Raw data:

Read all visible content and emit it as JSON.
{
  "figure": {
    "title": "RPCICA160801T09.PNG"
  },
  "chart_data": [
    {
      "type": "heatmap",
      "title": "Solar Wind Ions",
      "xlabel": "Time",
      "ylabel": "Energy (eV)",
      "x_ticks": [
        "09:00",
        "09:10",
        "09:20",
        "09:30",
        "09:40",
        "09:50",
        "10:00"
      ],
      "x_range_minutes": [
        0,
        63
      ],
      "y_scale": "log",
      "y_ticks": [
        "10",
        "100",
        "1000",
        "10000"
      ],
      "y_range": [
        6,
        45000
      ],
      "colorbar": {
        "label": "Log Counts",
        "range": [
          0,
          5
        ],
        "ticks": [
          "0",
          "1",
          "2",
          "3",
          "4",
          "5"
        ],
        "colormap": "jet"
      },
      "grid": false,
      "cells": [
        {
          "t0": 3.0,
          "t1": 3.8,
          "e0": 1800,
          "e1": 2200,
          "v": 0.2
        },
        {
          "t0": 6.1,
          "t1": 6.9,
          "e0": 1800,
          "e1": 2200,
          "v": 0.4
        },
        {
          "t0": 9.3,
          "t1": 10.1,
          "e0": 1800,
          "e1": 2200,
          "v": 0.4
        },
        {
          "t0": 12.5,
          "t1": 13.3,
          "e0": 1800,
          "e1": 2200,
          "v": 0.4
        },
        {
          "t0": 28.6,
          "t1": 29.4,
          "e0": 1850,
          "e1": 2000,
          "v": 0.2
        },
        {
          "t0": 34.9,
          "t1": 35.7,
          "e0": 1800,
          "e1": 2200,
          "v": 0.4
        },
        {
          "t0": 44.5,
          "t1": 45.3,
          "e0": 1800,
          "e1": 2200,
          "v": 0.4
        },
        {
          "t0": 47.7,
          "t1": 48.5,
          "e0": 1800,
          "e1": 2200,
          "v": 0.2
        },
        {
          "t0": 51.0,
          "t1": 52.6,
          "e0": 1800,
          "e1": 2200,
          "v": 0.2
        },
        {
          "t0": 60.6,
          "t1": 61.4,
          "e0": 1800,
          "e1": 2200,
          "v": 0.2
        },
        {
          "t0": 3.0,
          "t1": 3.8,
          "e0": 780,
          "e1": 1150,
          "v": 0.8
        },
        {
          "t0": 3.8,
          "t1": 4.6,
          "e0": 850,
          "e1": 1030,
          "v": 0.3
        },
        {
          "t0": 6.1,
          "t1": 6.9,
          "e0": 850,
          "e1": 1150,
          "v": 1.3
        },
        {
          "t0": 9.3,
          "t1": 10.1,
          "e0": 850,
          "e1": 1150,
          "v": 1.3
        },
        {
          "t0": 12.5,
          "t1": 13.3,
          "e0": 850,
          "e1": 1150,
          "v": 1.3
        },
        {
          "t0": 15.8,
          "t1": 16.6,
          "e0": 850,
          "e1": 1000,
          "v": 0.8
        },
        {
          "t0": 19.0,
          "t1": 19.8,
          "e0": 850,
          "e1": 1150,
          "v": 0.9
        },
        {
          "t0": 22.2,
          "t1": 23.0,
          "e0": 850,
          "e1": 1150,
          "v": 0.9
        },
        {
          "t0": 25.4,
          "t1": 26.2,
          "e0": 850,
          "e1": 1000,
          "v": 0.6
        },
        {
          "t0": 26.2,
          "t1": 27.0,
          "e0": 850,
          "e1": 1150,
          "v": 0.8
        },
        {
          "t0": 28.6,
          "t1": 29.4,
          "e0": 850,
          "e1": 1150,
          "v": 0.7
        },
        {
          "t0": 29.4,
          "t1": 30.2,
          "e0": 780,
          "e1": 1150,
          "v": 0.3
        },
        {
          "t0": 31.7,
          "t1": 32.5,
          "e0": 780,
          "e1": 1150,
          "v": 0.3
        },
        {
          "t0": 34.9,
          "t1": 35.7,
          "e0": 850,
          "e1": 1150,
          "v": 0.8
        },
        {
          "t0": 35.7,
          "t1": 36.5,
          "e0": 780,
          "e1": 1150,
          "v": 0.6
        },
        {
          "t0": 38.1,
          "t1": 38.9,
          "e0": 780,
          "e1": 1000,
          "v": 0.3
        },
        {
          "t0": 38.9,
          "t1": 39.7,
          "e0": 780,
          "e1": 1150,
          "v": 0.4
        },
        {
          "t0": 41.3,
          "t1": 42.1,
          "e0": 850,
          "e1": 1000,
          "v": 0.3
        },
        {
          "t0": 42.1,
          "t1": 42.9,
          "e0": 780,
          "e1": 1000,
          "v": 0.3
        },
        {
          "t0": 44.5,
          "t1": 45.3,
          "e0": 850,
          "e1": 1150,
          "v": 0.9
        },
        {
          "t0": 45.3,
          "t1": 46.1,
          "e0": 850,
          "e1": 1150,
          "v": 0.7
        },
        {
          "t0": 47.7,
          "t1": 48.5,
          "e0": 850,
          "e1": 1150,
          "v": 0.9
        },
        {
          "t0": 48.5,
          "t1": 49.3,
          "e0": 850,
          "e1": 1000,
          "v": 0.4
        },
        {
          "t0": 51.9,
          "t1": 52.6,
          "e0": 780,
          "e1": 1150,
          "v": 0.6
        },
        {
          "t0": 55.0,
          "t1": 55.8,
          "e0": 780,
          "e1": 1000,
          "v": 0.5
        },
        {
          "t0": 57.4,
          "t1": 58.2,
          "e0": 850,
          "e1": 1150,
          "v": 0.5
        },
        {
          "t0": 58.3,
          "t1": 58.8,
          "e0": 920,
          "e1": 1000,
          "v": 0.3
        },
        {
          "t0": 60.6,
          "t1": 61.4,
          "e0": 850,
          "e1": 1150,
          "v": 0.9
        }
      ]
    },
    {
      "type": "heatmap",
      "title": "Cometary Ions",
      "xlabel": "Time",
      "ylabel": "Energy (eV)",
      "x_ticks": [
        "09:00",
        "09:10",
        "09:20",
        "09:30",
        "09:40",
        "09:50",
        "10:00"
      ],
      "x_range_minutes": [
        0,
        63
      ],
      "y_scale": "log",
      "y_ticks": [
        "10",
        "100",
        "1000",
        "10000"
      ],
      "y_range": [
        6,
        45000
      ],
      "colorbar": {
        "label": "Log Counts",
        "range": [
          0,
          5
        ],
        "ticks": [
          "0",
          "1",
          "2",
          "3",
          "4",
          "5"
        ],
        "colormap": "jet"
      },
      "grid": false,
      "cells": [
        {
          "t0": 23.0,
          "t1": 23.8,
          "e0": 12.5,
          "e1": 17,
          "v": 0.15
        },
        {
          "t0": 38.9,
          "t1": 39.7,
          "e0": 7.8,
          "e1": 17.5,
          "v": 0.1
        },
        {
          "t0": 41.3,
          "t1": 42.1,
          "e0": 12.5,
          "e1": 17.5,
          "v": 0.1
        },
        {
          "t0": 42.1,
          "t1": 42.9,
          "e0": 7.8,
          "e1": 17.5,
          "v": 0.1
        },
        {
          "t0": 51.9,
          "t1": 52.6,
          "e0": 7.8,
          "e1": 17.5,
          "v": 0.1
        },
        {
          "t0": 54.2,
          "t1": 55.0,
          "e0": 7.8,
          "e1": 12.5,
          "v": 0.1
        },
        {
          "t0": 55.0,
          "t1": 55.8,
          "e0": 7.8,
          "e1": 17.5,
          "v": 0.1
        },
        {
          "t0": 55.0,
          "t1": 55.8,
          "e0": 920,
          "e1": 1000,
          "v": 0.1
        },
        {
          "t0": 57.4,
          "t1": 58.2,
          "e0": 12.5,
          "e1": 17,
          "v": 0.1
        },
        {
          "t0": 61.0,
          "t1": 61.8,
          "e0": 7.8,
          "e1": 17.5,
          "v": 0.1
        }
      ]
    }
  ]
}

Aim of the task:
Recopy the entries above in their entirety, exactly.

Result for this task:
Read all visible content and emit it as JSON.
{
  "figure": {
    "title": "RPCICA160801T09.PNG"
  },
  "chart_data": [
    {
      "type": "heatmap",
      "title": "Solar Wind Ions",
      "xlabel": "Time",
      "ylabel": "Energy (eV)",
      "x_ticks": [
        "09:00",
        "09:10",
        "09:20",
        "09:30",
        "09:40",
        "09:50",
        "10:00"
      ],
      "x_range_minutes": [
        0,
        63
      ],
      "y_scale": "log",
      "y_ticks": [
        "10",
        "100",
        "1000",
        "10000"
      ],
      "y_range": [
        6,
        45000
      ],
      "colorbar": {
        "label": "Log Counts",
        "range": [
          0,
          5
        ],
        "ticks": [
          "0",
          "1",
          "2",
          "3",
          "4",
          "5"
        ],
        "colormap": "jet"
      },
      "grid": false,
      "cells": [
        {
          "t0": 3.0,
          "t1": 3.8,
          "e0": 1800,
          "e1": 2200,
          "v": 0.2
        },
        {
          "t0": 6.1,
          "t1": 6.9,
          "e0": 1800,
          "e1": 2200,
          "v": 0.4
        },
        {
          "t0": 9.3,
          "t1": 10.1,
          "e0": 1800,
          "e1": 2200,
          "v": 0.4
        },
        {
          "t0": 12.5,
          "t1": 13.3,
          "e0": 1800,
          "e1": 2200,
          "v": 0.4
        },
        {
          "t0": 28.6,
          "t1": 29.4,
          "e0": 1850,
          "e1": 2000,
          "v": 0.2
        },
        {
          "t0": 34.9,
          "t1": 35.7,
          "e0": 1800,
          "e1": 2200,
          "v": 0.4
        },
        {
          "t0": 44.5,
          "t1": 45.3,
          "e0": 1800,
          "e1": 2200,
          "v": 0.4
        },
        {
          "t0": 47.7,
          "t1": 48.5,
          "e0": 1800,
          "e1": 2200,
          "v": 0.2
        },
        {
          "t0": 51.0,
          "t1": 52.6,
          "e0": 1800,
          "e1": 2200,
          "v": 0.2
        },
        {
          "t0": 60.6,
          "t1": 61.4,
          "e0": 1800,
          "e1": 2200,
          "v": 0.2
        },
        {
          "t0": 3.0,
          "t1": 3.8,
          "e0": 780,
          "e1": 1150,
          "v": 0.8
        },
        {
          "t0": 3.8,
          "t1": 4.6,
          "e0": 850,
          "e1": 1030,
          "v": 0.3
        },
        {
          "t0": 6.1,
          "t1": 6.9,
          "e0": 850,
          "e1": 1150,
          "v": 1.3
        },
        {
          "t0": 9.3,
          "t1": 10.1,
          "e0": 850,
          "e1": 1150,
          "v": 1.3
        },
        {
          "t0": 12.5,
          "t1": 13.3,
          "e0": 850,
          "e1": 1150,
          "v": 1.3
        },
        {
          "t0": 15.8,
          "t1": 16.6,
          "e0": 850,
          "e1": 1000,
          "v": 0.8
        },
        {
          "t0": 19.0,
          "t1": 19.8,
          "e0": 850,
          "e1": 1150,
          "v": 0.9
        },
        {
          "t0": 22.2,
          "t1": 23.0,
          "e0": 850,
          "e1": 1150,
          "v": 0.9
        },
        {
          "t0": 25.4,
          "t1": 26.2,
          "e0": 850,
          "e1": 1000,
          "v": 0.6
        },
        {
          "t0": 26.2,
          "t1": 27.0,
          "e0": 850,
          "e1": 1150,
          "v": 0.8
        },
        {
          "t0": 28.6,
          "t1": 29.4,
          "e0": 850,
          "e1": 1150,
          "v": 0.7
        },
        {
          "t0": 29.4,
          "t1": 30.2,
          "e0": 780,
          "e1": 1150,
          "v": 0.3
        },
        {
          "t0": 31.7,
          "t1": 32.5,
          "e0": 780,
          "e1": 1150,
          "v": 0.3
        },
        {
          "t0": 34.9,
          "t1": 35.7,
          "e0": 850,
          "e1": 1150,
          "v": 0.8
        },
        {
          "t0": 35.7,
          "t1": 36.5,
          "e0": 780,
          "e1": 1150,
          "v": 0.6
        },
        {
          "t0": 38.1,
          "t1": 38.9,
          "e0": 780,
          "e1": 1000,
          "v": 0.3
        },
        {
          "t0": 38.9,
          "t1": 39.7,
          "e0": 780,
          "e1": 1150,
          "v": 0.4
        },
        {
          "t0": 41.3,
          "t1": 42.1,
          "e0": 850,
          "e1": 1000,
          "v": 0.3
        },
        {
          "t0": 42.1,
          "t1": 42.9,
          "e0": 780,
          "e1": 1000,
          "v": 0.3
        },
        {
          "t0": 44.5,
          "t1": 45.3,
          "e0": 850,
          "e1": 1150,
          "v": 0.9
        },
        {
          "t0": 45.3,
          "t1": 46.1,
          "e0": 850,
          "e1": 1150,
          "v": 0.7
        },
        {
          "t0": 47.7,
          "t1": 48.5,
          "e0": 850,
          "e1": 1150,
          "v": 0.9
        },
        {
          "t0": 48.5,
          "t1": 49.3,
          "e0": 850,
          "e1": 1000,
          "v": 0.4
        },
        {
          "t0": 51.9,
          "t1": 52.6,
          "e0": 780,
          "e1": 1150,
          "v": 0.6
        },
        {
          "t0": 55.0,
          "t1": 55.8,
          "e0": 780,
          "e1": 1000,
          "v": 0.5
        },
        {
          "t0": 57.4,
          "t1": 58.2,
          "e0": 850,
          "e1": 1150,
          "v": 0.5
        },
        {
          "t0": 58.3,
          "t1": 58.8,
          "e0": 920,
          "e1": 1000,
          "v": 0.3
        },
        {
          "t0": 60.6,
          "t1": 61.4,
          "e0": 850,
          "e1": 1150,
          "v": 0.9
        }
      ]
    },
    {
      "type": "heatmap",
      "title": "Cometary Ions",
      "xlabel": "Time",
      "ylabel": "Energy (eV)",
      "x_ticks": [
        "09:00",
        "09:10",
        "09:20",
        "09:30",
        "09:40",
        "09:50",
        "10:00"
      ],
      "x_range_minutes": [
        0,
        63
      ],
      "y_scale": "log",
      "y_ticks": [
        "10",
        "100",
        "1000",
        "10000"
      ],
      "y_range": [
        6,
        45000
      ],
      "colorbar": {
        "label": "Log Counts",
        "range": [
          0,
          5
        ],
        "ticks": [
          "0",
          "1",
          "2",
          "3",
          "4",
          "5"
        ],
        "colormap": "jet"
      },
      "grid": false,
      "cells": [
        {
          "t0": 23.0,
          "t1": 23.8,
          "e0": 12.5,
          "e1": 17,
          "v": 0.15
        },
        {
          "t0": 38.9,
          "t1": 39.7,
          "e0": 7.8,
          "e1": 17.5,
          "v": 0.1
        },
        {
          "t0": 41.3,
          "t1": 42.1,
          "e0": 12.5,
          "e1": 17.5,
          "v": 0.1
        },
        {
          "t0": 42.1,
          "t1": 42.9,
          "e0": 7.8,
          "e1": 17.5,
          "v": 0.1
        },
        {
          "t0": 51.9,
          "t1": 52.6,
          "e0": 7.8,
          "e1": 17.5,
          "v": 0.1
        },
        {
          "t0": 54.2,
          "t1": 55.0,
          "e0": 7.8,
          "e1": 12.5,
          "v": 0.1
        },
        {
          "t0": 55.0,
          "t1": 55.8,
          "e0": 7.8,
          "e1": 17.5,
          "v": 0.1
        },
        {
          "t0": 55.0,
          "t1": 55.8,
          "e0": 920,
          "e1": 1000,
          "v": 0.1
        },
        {
          "t0": 57.4,
          "t1": 58.2,
          "e0": 12.5,
          "e1": 17,
          "v": 0.1
        },
        {
          "t0": 61.0,
          "t1": 61.8,
          "e0": 7.8,
          "e1": 17.5,
          "v": 0.1
        }
      ]
    }
  ]
}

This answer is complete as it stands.